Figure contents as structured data

************

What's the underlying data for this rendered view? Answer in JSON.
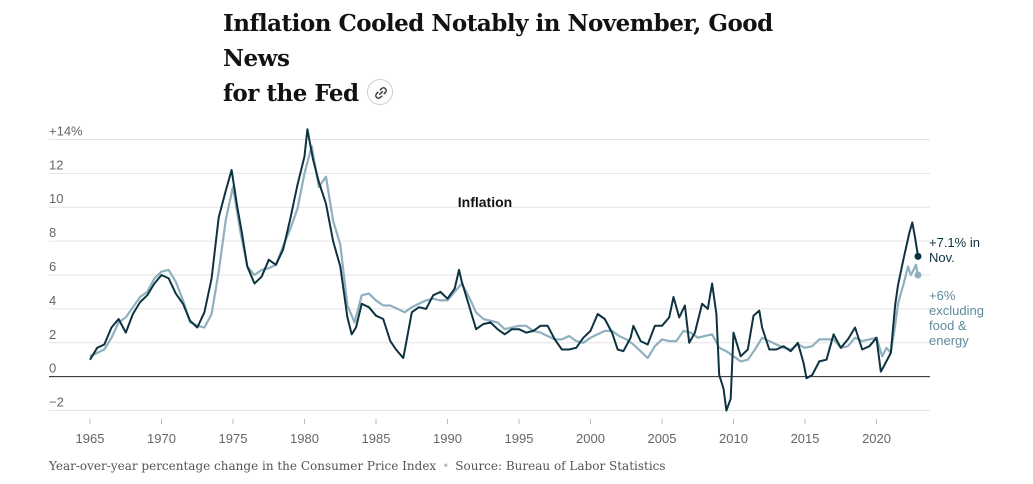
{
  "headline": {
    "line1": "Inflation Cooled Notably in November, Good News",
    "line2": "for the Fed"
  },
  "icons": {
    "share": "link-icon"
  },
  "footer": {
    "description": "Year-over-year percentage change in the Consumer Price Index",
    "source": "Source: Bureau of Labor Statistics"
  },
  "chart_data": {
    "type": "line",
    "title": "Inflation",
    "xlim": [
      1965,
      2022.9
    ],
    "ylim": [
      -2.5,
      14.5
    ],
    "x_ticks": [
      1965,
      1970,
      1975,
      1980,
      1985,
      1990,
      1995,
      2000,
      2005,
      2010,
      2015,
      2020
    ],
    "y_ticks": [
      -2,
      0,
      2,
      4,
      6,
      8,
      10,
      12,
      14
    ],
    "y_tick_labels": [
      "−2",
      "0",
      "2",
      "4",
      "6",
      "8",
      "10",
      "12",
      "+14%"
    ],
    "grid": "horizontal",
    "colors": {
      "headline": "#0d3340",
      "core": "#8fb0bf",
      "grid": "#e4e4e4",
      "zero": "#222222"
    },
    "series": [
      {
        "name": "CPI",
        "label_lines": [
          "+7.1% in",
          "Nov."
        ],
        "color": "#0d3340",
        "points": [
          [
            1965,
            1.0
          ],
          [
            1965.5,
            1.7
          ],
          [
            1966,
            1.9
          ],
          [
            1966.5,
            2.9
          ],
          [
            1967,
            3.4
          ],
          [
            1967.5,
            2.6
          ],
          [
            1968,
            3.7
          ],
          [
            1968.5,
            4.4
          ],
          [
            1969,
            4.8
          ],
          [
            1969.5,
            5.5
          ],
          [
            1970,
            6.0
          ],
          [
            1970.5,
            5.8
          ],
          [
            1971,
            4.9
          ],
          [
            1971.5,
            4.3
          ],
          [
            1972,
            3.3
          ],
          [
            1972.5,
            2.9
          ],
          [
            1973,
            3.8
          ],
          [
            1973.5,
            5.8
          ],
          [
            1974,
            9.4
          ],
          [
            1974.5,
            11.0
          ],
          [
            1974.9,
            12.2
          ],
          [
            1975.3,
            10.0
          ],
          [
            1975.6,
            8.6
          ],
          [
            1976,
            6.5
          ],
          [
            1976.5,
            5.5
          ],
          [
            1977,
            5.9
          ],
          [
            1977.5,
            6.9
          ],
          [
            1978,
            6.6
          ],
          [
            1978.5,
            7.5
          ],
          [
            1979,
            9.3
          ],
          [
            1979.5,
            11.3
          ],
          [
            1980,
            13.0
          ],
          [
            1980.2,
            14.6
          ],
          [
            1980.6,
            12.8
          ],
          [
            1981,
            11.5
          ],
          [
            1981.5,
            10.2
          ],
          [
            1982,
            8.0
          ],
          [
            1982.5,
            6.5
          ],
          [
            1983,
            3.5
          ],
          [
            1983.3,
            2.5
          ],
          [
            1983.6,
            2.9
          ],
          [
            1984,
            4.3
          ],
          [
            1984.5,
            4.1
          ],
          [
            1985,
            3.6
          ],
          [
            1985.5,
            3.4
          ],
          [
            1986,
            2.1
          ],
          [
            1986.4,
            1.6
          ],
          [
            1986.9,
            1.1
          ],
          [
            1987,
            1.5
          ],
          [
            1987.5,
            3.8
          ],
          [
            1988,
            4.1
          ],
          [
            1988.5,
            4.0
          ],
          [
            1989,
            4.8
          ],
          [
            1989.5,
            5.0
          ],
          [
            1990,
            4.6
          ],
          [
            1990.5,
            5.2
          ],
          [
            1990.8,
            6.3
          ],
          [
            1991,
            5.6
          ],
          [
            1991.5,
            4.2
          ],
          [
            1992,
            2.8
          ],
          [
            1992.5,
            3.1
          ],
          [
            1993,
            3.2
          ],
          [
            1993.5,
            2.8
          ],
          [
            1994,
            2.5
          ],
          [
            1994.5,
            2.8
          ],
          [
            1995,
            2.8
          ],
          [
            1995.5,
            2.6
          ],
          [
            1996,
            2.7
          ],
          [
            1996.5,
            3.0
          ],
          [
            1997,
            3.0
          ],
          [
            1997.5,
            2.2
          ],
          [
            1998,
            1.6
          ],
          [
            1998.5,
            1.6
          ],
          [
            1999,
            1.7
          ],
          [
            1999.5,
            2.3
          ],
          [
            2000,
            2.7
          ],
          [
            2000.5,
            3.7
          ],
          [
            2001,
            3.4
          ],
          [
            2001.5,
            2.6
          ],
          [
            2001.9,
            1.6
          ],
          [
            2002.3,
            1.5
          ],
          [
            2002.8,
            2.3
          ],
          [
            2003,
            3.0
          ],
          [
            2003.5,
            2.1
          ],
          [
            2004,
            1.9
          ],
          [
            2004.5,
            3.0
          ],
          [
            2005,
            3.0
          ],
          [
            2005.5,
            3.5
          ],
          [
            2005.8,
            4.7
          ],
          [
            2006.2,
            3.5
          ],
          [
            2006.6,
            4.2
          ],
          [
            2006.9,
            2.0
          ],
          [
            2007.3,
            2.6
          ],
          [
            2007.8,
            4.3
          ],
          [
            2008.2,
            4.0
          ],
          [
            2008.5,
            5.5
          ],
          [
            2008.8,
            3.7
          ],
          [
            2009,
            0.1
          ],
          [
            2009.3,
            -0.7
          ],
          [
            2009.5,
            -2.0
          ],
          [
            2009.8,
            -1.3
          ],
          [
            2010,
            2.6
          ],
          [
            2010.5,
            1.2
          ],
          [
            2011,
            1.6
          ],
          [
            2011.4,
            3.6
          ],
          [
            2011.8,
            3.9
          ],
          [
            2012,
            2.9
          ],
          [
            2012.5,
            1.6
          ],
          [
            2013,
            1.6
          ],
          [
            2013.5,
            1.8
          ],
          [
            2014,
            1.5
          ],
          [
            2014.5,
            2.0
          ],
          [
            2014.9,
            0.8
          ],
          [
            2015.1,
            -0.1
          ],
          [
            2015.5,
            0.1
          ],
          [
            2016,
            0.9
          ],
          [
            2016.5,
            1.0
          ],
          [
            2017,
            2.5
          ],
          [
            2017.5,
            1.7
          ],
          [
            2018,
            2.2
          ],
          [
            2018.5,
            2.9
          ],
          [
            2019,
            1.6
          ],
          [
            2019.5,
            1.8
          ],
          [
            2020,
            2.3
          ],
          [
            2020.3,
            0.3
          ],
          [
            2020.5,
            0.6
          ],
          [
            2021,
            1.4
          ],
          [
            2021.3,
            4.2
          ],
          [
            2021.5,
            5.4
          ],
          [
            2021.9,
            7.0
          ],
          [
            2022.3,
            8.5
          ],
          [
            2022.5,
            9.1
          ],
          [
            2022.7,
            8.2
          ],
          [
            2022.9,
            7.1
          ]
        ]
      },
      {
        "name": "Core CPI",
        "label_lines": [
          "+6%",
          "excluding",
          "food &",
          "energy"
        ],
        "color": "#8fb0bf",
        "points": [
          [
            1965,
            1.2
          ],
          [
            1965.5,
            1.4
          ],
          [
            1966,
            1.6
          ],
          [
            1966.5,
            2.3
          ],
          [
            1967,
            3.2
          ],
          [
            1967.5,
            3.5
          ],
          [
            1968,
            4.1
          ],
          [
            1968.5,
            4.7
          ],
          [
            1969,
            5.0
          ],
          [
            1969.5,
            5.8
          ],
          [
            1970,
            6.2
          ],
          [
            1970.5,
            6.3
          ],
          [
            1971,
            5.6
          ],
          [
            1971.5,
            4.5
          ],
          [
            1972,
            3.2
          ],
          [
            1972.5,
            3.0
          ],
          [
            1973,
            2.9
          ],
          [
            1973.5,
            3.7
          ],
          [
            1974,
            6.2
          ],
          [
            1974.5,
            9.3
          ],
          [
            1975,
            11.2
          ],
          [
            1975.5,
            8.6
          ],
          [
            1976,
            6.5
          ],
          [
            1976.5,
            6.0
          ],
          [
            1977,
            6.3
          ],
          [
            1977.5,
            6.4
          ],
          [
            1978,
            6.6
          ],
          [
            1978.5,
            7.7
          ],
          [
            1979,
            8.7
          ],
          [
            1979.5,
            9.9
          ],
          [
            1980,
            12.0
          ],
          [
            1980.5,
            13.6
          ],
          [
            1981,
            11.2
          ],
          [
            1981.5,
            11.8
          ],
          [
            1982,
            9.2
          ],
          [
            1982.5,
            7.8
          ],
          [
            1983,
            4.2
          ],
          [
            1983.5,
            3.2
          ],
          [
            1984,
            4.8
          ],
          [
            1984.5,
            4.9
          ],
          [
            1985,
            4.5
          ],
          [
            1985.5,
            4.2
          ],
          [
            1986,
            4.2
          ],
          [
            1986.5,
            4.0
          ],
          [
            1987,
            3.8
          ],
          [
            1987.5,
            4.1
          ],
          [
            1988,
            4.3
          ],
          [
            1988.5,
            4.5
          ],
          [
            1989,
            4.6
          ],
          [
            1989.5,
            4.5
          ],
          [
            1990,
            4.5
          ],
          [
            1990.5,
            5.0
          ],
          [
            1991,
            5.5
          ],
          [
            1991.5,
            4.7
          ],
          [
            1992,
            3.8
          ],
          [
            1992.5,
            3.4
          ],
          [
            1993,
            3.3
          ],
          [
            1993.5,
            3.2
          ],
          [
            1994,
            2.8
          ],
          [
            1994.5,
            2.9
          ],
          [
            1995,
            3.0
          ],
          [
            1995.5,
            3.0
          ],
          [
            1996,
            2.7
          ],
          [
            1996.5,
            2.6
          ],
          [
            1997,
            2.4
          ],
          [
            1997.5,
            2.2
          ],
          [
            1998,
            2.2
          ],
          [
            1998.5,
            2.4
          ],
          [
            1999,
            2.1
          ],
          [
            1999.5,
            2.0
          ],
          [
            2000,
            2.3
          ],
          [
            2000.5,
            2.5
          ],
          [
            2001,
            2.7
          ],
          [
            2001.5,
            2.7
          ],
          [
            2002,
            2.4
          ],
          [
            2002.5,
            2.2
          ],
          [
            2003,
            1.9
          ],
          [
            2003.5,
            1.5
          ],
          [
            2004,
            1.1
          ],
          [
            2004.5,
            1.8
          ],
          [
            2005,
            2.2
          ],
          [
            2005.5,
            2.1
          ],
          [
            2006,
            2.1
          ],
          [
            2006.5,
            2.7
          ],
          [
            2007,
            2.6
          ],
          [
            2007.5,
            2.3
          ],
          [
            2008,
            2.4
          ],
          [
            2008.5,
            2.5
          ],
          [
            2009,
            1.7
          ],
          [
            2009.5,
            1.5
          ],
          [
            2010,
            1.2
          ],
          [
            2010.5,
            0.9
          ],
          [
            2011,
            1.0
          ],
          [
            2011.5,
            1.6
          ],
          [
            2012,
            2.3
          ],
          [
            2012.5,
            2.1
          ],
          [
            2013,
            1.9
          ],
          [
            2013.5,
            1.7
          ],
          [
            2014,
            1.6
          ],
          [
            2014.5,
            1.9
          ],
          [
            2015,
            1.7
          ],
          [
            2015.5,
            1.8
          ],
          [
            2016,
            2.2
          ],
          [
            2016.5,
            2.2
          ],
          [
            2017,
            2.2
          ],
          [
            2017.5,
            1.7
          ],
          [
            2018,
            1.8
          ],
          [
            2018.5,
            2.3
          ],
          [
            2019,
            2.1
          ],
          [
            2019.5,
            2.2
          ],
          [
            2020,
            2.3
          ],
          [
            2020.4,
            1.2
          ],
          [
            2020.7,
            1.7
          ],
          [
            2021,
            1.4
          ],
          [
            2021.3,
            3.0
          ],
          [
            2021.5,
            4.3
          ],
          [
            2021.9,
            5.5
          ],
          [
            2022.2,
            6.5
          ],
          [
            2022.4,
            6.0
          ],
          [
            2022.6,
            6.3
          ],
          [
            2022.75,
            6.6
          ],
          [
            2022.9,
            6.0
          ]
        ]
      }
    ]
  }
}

************

* GIVEN EXERCISE: Filter the records, keeping only lines that contain "Inflation", and show those lines.

* SOLUTION FOR THIS TASK:
    "line1": "Inflation Cooled Notably in November, Good News",
    "title": "Inflation",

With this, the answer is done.